--- Records supplied ---

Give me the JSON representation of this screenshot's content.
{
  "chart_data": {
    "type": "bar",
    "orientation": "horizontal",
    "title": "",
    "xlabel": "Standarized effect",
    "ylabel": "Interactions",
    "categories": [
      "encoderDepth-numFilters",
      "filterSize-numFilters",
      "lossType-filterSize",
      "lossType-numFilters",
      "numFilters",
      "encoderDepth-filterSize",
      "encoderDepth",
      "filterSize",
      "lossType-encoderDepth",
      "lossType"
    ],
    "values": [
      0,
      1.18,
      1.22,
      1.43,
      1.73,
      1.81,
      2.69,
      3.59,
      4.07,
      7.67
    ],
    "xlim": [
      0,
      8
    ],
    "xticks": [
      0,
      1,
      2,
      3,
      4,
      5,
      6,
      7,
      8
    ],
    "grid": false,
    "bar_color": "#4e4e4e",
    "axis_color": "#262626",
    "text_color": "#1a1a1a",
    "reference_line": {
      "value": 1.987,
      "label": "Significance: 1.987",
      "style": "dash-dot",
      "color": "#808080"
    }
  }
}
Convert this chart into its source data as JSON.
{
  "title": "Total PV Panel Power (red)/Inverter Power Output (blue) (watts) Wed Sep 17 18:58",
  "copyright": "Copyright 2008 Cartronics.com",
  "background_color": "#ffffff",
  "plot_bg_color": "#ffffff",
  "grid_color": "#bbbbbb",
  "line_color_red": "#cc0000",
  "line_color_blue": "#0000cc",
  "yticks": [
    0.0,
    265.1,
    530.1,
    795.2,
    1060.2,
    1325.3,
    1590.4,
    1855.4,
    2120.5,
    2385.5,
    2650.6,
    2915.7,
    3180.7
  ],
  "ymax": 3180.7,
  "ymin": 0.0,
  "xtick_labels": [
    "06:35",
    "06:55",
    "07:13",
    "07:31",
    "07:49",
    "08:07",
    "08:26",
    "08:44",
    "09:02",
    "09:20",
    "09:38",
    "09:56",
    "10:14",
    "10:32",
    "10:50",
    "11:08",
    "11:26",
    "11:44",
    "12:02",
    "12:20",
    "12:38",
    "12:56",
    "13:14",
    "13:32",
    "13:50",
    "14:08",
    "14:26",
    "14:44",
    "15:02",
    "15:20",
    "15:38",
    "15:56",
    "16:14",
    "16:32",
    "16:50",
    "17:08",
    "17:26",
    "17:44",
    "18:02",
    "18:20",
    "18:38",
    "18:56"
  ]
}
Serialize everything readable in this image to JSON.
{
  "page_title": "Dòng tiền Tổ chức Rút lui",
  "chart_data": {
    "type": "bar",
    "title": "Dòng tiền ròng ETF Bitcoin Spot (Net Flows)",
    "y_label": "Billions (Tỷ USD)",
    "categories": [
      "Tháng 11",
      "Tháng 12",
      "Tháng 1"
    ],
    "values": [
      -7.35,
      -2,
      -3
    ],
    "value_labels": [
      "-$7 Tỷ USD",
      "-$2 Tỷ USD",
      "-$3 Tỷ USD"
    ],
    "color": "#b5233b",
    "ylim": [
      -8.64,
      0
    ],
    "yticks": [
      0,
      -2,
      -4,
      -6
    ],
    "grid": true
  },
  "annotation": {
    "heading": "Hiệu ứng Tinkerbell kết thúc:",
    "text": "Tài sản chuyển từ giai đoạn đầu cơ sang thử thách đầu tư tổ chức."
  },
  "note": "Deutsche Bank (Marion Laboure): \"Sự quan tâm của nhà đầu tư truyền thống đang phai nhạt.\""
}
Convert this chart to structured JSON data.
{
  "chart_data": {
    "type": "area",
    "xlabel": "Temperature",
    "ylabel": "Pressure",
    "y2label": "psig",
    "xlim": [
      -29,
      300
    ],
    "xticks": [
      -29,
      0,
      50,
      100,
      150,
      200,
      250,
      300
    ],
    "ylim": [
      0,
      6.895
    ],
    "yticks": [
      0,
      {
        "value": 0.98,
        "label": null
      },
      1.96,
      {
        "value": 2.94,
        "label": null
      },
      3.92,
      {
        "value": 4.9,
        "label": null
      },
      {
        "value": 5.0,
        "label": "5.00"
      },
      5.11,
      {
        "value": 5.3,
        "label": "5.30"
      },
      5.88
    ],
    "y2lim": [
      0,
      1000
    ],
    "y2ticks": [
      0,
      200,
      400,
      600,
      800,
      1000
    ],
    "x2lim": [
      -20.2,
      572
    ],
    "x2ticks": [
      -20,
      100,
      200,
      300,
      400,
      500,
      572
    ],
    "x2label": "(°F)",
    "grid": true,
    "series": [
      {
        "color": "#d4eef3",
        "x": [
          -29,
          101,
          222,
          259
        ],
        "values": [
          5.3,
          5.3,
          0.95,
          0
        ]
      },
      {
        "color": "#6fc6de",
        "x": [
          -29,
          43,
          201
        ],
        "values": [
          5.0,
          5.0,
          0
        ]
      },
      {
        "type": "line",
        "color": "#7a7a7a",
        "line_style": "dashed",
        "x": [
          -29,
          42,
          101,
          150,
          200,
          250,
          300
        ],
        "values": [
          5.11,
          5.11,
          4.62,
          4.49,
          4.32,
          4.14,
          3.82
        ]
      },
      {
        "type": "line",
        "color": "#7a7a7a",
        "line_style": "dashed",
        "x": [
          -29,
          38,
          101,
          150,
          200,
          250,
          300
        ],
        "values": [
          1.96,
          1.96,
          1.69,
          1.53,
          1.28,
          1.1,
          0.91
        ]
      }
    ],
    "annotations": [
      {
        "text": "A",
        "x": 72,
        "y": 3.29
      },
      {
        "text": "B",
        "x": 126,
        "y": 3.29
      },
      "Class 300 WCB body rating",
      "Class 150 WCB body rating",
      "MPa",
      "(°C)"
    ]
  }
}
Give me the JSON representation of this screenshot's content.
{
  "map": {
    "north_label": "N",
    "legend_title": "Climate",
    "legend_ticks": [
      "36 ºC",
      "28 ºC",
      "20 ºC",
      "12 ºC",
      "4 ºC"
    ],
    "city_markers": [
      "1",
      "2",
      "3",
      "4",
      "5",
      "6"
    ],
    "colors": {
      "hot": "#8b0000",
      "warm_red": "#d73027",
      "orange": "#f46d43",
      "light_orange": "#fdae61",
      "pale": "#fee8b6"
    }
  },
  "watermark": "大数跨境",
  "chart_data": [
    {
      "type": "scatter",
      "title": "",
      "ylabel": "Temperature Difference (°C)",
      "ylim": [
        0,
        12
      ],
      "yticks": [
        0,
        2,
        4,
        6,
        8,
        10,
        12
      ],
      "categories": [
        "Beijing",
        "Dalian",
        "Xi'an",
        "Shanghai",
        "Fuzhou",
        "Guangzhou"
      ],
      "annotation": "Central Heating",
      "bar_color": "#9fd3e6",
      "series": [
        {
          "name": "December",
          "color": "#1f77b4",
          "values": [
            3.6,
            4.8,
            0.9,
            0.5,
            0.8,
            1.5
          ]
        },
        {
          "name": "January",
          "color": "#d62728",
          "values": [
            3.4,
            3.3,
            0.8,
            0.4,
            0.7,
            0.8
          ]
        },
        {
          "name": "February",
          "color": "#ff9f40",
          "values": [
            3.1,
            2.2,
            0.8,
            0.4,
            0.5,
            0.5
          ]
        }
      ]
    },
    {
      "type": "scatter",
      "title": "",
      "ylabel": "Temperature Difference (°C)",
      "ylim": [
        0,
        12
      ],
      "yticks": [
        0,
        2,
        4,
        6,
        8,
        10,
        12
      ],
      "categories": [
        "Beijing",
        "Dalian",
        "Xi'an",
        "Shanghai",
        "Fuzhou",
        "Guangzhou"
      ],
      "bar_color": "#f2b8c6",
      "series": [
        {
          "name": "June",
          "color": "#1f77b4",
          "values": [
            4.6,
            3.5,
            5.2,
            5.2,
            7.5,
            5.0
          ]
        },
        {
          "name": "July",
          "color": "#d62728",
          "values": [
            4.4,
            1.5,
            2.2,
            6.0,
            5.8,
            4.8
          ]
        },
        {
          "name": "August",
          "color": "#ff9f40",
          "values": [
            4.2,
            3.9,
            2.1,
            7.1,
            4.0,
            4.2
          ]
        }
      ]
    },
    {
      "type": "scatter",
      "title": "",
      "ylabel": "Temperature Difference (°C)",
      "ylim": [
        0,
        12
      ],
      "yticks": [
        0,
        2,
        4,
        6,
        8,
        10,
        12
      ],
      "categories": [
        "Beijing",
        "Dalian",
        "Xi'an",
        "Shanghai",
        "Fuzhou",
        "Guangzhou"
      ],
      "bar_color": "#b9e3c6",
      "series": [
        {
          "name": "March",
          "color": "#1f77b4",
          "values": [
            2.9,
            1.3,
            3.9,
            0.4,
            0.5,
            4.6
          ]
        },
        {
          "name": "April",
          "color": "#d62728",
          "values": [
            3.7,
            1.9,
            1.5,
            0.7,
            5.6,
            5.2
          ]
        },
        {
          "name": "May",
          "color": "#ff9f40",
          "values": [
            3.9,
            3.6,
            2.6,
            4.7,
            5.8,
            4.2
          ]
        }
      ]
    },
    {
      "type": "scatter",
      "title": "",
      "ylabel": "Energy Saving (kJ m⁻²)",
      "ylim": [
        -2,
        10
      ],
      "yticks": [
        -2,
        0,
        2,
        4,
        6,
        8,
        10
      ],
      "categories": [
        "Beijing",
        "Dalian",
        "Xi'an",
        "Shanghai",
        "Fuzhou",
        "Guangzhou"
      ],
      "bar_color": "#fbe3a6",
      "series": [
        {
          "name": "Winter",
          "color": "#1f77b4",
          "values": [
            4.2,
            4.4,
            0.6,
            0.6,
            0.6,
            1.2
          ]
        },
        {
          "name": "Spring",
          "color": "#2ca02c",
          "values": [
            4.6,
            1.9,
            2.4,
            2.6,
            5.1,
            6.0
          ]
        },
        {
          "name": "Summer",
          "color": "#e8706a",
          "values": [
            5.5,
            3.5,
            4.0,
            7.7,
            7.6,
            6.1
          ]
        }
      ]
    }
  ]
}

---

• **Given exercise**:
Copy each line holding the word "Convert" from the listing above.

• **Answer**:
Convert this chart into its source data as JSON.
Convert this chart to structured JSON data.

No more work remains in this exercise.